::: Data records :::
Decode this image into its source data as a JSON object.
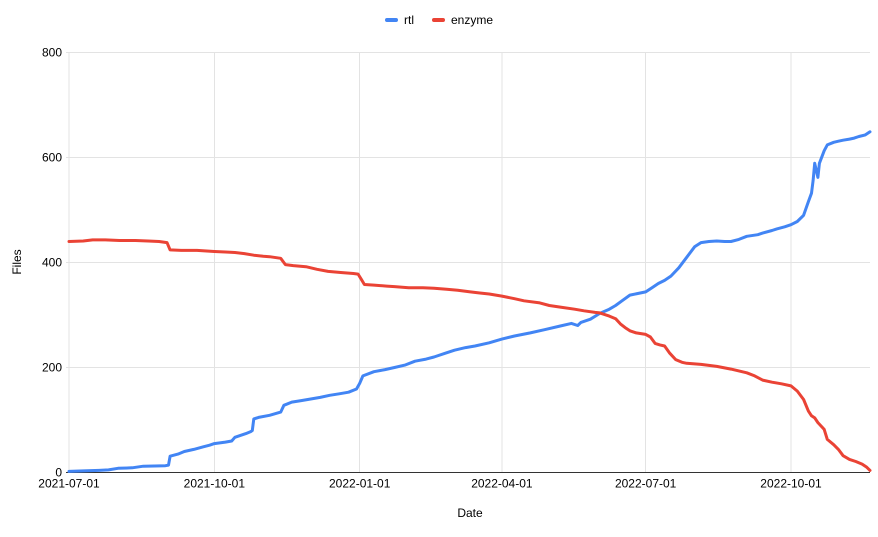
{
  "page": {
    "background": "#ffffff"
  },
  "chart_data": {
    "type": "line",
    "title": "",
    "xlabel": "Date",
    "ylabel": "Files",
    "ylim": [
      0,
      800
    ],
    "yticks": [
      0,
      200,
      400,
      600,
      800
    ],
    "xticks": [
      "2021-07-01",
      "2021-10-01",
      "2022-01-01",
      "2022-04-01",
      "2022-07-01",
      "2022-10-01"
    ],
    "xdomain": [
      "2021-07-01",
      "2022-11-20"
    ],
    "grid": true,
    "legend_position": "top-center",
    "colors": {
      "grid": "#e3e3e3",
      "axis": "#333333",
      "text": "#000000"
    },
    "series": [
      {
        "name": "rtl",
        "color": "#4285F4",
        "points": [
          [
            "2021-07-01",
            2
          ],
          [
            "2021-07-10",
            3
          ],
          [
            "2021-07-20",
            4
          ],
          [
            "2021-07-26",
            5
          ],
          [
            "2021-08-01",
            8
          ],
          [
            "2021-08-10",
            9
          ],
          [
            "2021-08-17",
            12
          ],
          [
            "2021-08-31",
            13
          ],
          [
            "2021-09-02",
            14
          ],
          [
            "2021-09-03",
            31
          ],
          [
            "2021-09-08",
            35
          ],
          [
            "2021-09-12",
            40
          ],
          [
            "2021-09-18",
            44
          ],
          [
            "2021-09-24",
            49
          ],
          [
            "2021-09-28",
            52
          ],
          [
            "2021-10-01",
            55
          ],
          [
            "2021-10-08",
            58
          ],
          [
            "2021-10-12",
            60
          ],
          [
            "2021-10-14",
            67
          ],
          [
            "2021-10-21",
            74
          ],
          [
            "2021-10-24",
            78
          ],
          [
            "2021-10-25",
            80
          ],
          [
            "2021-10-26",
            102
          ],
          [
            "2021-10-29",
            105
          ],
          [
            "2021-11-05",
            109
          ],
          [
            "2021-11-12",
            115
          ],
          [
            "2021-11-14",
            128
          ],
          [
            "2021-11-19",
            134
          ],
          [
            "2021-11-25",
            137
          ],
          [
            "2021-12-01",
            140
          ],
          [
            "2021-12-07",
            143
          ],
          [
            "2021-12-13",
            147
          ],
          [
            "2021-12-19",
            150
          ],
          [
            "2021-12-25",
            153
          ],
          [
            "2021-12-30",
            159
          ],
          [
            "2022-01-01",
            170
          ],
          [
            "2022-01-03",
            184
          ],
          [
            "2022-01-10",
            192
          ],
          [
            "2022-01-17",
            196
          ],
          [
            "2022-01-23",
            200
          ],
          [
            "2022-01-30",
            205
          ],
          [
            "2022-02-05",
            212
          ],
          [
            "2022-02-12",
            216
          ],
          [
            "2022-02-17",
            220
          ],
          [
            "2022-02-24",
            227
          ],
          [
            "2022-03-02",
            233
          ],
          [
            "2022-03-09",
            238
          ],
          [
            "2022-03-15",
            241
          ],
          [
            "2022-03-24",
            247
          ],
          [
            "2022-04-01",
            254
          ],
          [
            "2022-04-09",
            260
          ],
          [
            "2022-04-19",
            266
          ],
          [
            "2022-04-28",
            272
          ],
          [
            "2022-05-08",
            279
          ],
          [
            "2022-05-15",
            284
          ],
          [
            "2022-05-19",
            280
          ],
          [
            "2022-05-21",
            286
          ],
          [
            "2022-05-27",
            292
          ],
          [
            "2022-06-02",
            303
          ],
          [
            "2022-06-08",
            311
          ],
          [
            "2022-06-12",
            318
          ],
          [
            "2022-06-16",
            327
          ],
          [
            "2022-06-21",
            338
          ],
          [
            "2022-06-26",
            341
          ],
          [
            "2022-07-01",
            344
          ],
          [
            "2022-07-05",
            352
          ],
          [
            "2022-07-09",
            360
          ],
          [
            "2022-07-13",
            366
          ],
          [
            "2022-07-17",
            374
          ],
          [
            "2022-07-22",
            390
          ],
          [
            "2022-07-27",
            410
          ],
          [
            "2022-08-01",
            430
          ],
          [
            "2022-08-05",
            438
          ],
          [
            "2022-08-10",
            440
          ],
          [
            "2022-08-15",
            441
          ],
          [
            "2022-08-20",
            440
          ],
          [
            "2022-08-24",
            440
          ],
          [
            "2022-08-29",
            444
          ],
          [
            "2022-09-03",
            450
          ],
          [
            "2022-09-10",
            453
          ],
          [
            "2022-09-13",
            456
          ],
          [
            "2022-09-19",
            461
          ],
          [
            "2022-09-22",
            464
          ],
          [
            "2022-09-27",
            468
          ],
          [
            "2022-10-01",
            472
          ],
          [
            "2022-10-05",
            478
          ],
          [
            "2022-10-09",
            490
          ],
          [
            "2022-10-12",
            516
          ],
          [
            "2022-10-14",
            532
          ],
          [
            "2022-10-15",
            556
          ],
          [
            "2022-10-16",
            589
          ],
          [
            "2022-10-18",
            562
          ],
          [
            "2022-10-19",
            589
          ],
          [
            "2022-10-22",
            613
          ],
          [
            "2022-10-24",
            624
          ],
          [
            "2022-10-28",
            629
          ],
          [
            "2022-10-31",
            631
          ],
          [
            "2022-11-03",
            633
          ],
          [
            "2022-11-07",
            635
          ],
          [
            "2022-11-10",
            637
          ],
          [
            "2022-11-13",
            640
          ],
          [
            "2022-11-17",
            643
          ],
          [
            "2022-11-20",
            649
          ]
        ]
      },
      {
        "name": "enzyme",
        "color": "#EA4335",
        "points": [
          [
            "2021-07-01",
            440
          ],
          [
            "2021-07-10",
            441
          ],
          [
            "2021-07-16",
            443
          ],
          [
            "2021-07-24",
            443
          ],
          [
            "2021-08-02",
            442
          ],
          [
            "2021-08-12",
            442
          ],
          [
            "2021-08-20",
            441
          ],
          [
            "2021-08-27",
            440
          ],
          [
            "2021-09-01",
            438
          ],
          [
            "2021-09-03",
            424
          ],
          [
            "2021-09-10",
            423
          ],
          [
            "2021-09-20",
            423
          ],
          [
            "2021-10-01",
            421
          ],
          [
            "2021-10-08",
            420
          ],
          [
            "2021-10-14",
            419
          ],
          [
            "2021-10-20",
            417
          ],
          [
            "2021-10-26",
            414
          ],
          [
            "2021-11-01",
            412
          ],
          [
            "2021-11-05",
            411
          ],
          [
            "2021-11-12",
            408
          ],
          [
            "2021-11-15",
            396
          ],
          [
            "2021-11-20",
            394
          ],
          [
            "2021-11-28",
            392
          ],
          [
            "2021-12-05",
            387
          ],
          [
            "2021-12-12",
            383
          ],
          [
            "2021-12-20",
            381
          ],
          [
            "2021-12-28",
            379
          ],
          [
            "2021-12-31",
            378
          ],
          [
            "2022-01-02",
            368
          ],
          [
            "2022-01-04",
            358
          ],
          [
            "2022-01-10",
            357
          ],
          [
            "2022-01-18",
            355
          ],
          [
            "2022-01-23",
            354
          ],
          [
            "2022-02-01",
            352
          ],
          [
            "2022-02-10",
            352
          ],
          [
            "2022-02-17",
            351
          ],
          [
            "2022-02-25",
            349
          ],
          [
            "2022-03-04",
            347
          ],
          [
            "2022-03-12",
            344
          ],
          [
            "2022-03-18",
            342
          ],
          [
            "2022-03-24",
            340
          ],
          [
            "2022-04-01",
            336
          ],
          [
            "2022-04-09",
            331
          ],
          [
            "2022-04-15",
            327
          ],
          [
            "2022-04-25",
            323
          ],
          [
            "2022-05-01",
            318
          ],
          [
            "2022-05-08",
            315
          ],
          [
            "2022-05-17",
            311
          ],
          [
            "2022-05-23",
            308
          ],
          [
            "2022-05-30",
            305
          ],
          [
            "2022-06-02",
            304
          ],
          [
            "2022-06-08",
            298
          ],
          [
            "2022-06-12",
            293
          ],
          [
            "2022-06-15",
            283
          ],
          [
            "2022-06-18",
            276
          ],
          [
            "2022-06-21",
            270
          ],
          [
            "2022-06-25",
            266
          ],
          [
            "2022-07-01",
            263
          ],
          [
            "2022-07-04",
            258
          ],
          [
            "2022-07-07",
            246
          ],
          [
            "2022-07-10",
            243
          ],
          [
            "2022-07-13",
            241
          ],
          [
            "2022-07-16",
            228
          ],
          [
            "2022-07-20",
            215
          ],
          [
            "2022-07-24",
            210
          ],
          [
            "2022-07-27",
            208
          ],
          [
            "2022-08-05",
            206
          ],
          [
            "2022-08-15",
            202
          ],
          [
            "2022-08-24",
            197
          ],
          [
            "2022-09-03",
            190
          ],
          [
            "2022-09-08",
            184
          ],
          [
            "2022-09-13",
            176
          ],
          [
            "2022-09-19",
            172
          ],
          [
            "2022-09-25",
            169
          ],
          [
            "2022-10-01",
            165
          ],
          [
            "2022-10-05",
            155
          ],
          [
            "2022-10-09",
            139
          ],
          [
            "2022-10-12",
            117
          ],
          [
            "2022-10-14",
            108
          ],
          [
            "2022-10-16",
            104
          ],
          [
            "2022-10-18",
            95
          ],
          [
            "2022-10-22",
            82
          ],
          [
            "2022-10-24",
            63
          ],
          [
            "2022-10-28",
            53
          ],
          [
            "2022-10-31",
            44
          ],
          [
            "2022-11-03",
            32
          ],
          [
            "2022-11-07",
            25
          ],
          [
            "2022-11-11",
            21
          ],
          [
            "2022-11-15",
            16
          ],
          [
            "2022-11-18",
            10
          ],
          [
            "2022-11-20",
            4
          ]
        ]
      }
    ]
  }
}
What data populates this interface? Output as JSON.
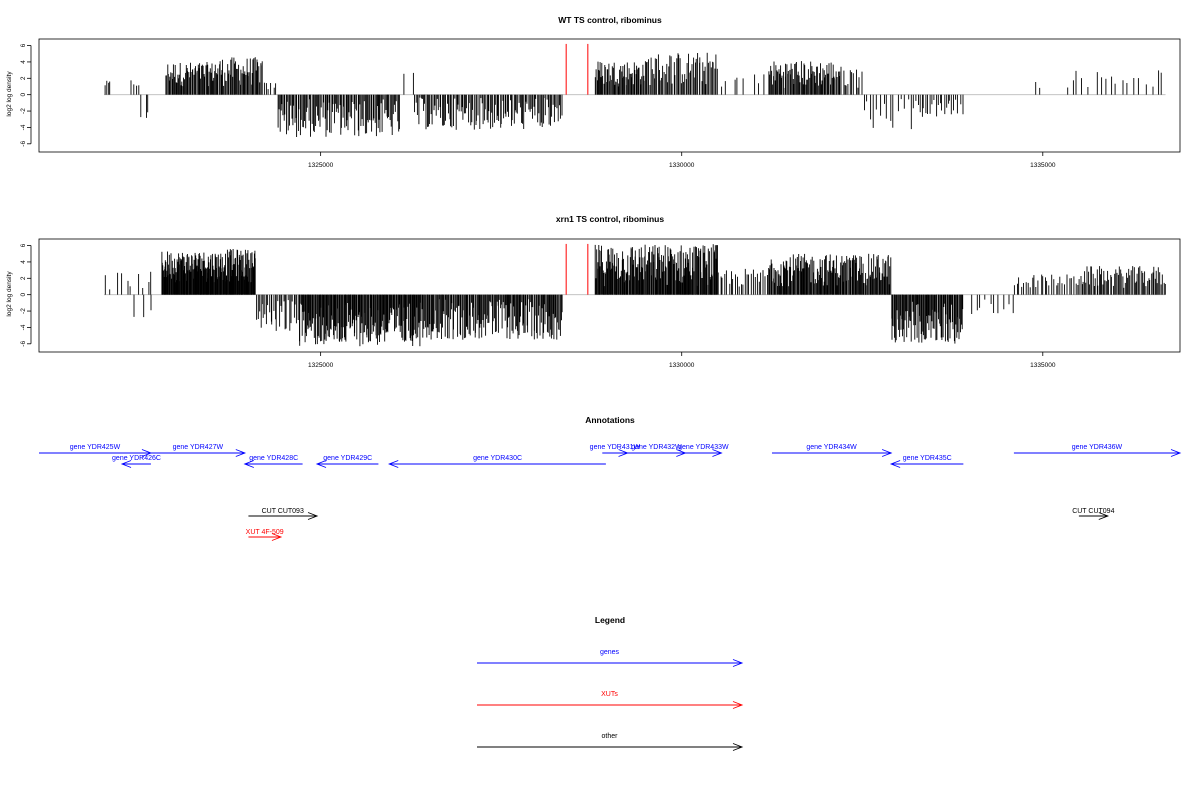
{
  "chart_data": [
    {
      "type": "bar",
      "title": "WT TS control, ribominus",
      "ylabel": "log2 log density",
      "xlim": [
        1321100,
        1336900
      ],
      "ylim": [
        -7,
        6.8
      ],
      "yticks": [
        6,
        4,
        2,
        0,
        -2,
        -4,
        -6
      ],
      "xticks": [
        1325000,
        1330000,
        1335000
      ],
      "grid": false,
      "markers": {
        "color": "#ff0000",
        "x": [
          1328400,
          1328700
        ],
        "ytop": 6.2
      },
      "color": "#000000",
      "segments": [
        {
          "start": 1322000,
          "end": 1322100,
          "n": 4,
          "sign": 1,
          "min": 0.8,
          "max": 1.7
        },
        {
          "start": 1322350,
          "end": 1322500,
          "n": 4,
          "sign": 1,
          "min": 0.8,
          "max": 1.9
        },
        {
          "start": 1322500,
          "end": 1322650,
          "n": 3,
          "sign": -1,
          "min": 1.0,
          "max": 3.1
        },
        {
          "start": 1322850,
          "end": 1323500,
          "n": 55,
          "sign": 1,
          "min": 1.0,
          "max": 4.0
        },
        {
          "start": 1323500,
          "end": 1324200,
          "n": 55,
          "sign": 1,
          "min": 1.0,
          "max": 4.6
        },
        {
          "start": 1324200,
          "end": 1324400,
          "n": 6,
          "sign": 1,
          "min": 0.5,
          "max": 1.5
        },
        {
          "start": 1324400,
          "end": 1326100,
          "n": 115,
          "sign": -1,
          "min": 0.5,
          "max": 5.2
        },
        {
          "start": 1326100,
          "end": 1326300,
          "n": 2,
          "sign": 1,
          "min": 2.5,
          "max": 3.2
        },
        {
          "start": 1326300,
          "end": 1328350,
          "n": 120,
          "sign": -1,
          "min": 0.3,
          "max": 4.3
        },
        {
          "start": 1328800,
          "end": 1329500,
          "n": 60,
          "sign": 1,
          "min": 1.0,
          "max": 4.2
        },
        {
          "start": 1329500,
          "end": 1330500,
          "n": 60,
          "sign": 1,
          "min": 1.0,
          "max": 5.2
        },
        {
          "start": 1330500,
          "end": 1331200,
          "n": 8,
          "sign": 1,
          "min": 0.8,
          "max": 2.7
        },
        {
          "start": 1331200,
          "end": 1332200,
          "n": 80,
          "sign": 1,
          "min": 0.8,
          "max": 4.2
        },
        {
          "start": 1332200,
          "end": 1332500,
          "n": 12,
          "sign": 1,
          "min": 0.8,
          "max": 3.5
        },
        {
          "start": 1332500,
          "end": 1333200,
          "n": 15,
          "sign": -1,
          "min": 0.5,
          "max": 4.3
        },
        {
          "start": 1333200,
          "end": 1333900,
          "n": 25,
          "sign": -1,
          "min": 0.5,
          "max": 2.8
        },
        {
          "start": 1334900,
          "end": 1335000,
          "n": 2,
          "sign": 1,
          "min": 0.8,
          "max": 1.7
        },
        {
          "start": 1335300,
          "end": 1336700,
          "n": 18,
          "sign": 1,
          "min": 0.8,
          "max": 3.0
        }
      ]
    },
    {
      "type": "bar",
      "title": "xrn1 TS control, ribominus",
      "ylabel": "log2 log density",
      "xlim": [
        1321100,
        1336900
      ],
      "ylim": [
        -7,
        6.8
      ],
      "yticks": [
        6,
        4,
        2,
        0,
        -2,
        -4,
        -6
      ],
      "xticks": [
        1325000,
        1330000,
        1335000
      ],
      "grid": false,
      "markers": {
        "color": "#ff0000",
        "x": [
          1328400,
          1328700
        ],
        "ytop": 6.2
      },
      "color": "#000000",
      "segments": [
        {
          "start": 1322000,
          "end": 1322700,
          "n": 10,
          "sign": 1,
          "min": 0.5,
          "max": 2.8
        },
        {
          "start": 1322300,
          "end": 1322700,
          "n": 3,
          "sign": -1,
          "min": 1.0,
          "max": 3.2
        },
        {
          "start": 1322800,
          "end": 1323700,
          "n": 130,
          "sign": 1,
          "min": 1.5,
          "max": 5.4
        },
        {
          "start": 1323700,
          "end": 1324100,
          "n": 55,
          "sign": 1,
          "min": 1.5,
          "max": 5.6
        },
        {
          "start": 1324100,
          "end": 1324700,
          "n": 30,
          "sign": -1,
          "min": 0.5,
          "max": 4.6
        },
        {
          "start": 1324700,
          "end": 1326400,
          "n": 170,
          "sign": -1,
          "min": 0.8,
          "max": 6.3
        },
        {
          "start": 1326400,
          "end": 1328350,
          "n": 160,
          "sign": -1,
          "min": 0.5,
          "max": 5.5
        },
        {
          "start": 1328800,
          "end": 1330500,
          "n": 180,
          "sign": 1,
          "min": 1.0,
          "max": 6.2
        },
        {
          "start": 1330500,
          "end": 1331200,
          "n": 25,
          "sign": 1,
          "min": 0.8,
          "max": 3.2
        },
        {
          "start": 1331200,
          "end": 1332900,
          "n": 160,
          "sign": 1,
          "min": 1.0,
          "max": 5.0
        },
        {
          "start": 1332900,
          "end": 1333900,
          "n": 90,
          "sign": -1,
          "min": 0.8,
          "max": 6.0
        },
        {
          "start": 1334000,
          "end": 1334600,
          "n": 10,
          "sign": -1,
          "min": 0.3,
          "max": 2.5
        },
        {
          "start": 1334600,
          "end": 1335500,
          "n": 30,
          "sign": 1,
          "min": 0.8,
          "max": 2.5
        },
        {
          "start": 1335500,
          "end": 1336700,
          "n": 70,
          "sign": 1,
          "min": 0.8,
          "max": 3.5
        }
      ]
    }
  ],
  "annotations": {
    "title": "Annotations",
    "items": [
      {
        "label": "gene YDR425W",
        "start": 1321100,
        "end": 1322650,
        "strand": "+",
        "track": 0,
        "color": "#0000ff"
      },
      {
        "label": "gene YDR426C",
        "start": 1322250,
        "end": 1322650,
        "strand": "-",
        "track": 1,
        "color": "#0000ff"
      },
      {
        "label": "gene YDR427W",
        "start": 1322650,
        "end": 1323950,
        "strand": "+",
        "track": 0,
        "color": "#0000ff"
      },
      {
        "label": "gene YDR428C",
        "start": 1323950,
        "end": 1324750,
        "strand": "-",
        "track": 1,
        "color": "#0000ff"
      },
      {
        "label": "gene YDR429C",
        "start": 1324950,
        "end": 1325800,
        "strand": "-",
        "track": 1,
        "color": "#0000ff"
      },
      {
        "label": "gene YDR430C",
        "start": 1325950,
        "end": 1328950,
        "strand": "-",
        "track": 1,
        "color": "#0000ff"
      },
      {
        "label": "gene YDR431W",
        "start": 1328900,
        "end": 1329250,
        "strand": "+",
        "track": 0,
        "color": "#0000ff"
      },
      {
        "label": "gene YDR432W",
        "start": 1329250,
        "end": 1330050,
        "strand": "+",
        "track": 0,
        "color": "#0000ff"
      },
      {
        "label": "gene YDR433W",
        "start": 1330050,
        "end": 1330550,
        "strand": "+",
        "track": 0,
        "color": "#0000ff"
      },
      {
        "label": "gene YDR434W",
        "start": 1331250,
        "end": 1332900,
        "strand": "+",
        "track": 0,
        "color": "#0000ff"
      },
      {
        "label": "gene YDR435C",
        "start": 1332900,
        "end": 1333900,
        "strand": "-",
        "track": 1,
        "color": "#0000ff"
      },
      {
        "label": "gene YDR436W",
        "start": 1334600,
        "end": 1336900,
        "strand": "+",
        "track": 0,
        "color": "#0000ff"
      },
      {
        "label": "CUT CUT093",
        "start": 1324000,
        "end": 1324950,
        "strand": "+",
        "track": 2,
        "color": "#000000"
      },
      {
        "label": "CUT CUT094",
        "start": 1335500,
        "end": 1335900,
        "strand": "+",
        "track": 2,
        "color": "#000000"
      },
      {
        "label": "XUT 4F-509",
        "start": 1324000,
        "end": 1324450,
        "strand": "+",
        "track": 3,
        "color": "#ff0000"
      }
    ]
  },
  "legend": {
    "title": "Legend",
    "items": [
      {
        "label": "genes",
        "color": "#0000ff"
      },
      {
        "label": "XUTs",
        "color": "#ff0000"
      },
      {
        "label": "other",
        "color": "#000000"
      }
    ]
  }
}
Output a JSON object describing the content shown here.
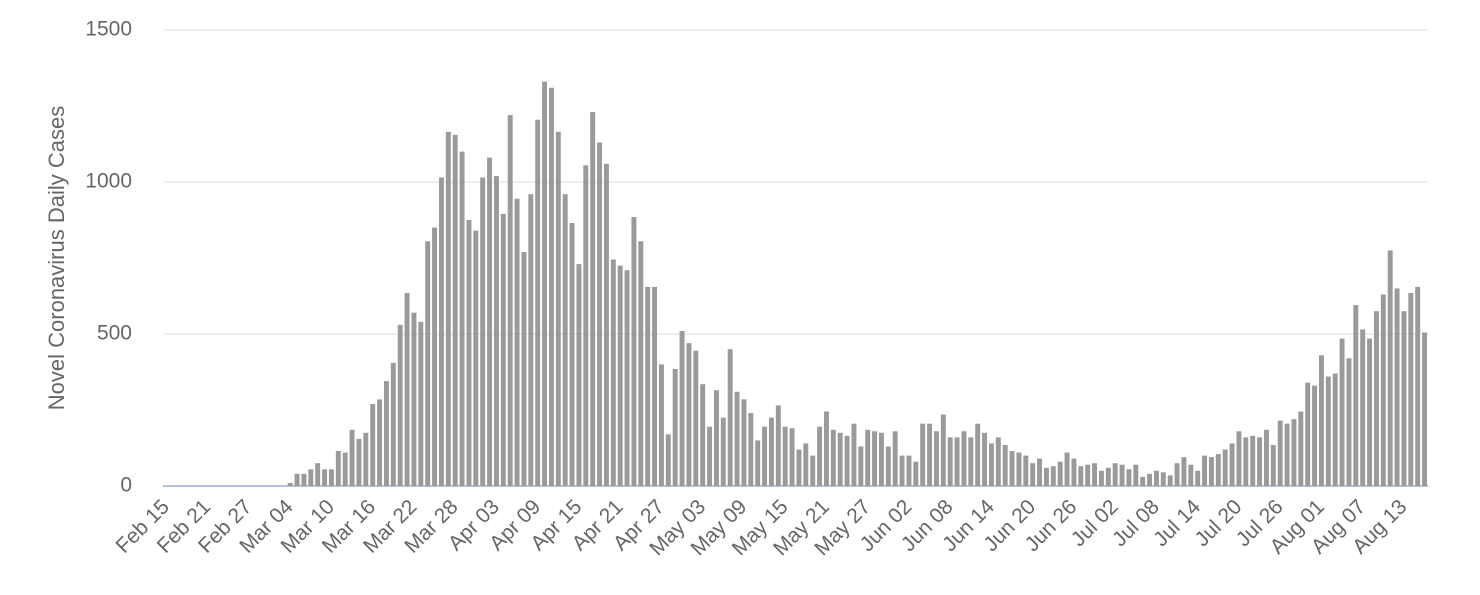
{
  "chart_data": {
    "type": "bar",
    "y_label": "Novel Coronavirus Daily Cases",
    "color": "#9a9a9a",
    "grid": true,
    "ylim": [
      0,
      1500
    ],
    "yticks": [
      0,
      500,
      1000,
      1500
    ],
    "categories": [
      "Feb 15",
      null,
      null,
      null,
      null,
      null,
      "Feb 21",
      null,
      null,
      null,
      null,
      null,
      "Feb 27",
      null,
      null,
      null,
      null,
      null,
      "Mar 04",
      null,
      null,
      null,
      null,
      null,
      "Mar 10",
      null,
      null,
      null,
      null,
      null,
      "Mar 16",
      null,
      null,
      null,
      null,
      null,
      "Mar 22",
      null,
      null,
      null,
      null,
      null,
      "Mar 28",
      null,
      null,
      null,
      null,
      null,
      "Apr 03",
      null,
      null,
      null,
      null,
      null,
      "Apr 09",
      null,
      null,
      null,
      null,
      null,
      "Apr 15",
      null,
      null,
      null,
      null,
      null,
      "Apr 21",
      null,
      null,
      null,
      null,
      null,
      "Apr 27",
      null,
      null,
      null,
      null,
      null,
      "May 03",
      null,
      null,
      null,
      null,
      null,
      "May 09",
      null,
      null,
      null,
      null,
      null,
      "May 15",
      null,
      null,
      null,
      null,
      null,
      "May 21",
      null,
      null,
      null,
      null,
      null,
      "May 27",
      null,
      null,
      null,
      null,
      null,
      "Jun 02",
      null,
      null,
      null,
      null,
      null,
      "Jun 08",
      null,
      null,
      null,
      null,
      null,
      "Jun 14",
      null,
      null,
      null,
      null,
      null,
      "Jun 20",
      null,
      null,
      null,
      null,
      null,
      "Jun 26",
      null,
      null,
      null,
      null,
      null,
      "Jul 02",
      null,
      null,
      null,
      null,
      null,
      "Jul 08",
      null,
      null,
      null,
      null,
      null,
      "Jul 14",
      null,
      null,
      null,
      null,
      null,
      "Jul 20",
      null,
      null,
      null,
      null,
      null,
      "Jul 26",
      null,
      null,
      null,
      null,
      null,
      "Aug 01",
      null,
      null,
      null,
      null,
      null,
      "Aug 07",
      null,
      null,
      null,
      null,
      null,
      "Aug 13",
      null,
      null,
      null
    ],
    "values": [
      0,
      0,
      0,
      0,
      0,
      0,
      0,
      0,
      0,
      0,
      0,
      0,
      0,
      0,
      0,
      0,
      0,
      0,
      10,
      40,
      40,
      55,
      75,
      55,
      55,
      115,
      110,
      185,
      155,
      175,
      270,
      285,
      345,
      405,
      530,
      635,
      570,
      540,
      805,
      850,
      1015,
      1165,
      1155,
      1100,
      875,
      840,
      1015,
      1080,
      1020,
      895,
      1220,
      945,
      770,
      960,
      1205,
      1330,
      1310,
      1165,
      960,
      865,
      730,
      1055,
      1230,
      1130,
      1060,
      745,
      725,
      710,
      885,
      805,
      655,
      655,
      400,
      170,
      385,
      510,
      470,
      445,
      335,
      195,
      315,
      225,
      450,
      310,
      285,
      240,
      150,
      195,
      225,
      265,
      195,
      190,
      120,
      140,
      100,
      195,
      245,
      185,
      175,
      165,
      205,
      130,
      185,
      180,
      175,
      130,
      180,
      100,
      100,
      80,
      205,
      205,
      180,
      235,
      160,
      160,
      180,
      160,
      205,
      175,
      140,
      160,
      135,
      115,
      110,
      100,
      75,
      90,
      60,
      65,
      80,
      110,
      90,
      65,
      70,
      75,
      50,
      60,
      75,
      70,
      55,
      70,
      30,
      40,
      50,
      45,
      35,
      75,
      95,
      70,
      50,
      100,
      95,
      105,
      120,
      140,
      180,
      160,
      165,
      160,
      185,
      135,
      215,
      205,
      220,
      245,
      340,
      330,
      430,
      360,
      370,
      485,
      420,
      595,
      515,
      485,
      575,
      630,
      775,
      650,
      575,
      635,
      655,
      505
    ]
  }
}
:::
**About this task**: Among the records above, which lines hold the word "control"? Copy each one.

**Response**:
      "title": "WT TS control, ribominus",
      "title": "xrn1 TS control, ribominus",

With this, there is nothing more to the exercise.